Texte étudié:
Héphaïstos (Grèce, directement identifié dans la Chronique d’Hypatie), Vulcain (Rome), Tvaṣṭṛ (hindouisme, dieu forgeron védique), Vishvakarman (hindouisme, architecte des dieux), Goibniu (celtique, forgeron), Ilmarinen (finlandais, forgeron créateur), Ptah (Égypte, créateur patron des artisans), Wieland (germanique, forgeron mythique). La tradition indo-européenne du dieu forgeron est largement attestée ; Svarog en est la variante slave.

Svarog, parallèles dans d'autres cultures

Svarog est mis en parallèle avec le grec Héphaïstos et le germanique Wieland : dieu de la forge et ordonnateur cosmologique à la fois. Dans le système slave, il apparaît comme père de Dazhbog en lien avec le soleil, une connexion généalogique entre l’art de la forge et le feu solaire qui, dans le panthéon classique, seraient des figures séparées.

Tradition juive : YHWH en tant que créateur et dieu céleste partage avec Svarog la fonction de souverain de l’ordre suprême et d’autorité cosmique.

Consigne:
Réécrivez le texte sur Svarog depuis les mots « Svarog est mis » jusqu'aux mots « et d’autorité cosmique. » inclus, en remplaçant « Dazhbog » par « Dajbog ».

Extraits de données:
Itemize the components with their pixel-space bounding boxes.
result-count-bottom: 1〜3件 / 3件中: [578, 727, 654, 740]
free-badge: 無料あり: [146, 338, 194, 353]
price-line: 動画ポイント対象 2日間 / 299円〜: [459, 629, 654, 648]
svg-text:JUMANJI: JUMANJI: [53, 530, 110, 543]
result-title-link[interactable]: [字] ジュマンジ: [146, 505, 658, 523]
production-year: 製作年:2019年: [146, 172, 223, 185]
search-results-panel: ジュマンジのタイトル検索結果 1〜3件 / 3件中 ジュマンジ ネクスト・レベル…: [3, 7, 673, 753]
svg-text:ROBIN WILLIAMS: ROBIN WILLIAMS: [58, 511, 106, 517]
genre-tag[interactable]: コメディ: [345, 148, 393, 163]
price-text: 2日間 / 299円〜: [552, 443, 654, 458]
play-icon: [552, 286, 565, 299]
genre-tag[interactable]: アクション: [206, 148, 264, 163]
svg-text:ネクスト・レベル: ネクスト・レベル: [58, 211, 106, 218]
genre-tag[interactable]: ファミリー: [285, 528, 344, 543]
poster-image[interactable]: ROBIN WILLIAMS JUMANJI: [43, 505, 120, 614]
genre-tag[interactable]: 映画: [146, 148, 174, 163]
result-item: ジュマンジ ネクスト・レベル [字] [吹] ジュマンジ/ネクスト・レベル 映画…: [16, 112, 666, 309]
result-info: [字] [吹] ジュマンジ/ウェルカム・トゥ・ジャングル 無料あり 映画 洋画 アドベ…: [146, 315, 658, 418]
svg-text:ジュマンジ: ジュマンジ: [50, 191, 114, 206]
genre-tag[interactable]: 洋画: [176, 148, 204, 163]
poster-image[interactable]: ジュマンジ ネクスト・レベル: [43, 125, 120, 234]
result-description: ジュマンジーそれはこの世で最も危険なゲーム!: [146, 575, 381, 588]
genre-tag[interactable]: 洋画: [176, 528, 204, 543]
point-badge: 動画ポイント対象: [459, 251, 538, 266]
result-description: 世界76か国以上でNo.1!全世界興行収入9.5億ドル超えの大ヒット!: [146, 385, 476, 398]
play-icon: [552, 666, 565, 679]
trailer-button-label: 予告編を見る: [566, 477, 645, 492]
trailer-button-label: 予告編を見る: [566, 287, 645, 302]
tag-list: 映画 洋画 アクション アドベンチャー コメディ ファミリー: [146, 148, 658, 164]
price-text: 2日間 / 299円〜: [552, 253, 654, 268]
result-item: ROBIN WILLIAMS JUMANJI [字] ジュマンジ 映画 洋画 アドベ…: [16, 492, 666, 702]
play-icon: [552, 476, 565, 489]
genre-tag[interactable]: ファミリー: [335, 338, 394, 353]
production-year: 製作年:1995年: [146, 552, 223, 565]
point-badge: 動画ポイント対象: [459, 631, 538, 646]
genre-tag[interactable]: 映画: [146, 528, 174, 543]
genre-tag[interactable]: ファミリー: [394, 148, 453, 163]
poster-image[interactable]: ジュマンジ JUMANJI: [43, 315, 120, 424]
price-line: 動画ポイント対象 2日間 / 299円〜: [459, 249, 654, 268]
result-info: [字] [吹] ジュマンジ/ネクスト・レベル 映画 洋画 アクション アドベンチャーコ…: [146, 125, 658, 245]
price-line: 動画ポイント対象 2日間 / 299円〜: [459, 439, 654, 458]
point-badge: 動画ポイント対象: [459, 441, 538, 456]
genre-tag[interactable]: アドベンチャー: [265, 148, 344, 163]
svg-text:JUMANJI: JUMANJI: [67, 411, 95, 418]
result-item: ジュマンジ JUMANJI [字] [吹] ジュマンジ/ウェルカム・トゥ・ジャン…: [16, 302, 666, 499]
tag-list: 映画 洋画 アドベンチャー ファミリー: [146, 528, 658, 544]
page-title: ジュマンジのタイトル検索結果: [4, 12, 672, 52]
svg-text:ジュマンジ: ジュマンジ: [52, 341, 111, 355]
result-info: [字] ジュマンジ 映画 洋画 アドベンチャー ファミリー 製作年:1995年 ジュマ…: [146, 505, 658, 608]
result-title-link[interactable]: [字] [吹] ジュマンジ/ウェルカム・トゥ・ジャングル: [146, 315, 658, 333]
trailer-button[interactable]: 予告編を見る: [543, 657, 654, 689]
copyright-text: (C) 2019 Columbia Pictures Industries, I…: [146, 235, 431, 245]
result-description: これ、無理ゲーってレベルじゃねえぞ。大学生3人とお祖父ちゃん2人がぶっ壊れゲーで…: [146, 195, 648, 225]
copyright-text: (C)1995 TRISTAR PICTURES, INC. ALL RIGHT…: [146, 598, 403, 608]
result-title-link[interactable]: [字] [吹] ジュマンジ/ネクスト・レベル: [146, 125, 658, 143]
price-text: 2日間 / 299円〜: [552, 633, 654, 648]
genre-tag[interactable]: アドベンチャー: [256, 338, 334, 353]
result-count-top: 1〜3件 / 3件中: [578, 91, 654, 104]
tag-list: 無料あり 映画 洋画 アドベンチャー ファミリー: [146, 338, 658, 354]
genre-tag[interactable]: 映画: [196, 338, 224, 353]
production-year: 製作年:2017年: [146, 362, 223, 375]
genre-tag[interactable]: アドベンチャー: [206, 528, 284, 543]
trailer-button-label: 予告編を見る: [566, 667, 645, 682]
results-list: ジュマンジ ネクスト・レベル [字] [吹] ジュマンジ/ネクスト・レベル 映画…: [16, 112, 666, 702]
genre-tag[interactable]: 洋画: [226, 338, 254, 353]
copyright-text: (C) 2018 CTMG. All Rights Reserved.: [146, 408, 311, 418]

Réponse rédigée:
Svarog est mis en parallèle avec le grec Héphaïstos et le germanique Wieland : dieu de la forge et ordonnateur cosmologique à la fois. Dans le système slave, il apparaît comme père de Dajbog en lien avec le soleil, une connexion généalogique entre l’art de la forge et le feu solaire qui, dans le panthéon classique, seraient des figures séparées.

Tradition juive : YHWH en tant que créateur et dieu céleste partage avec Svarog la fonction de souverain de l’ordre suprême et d’autorité cosmique.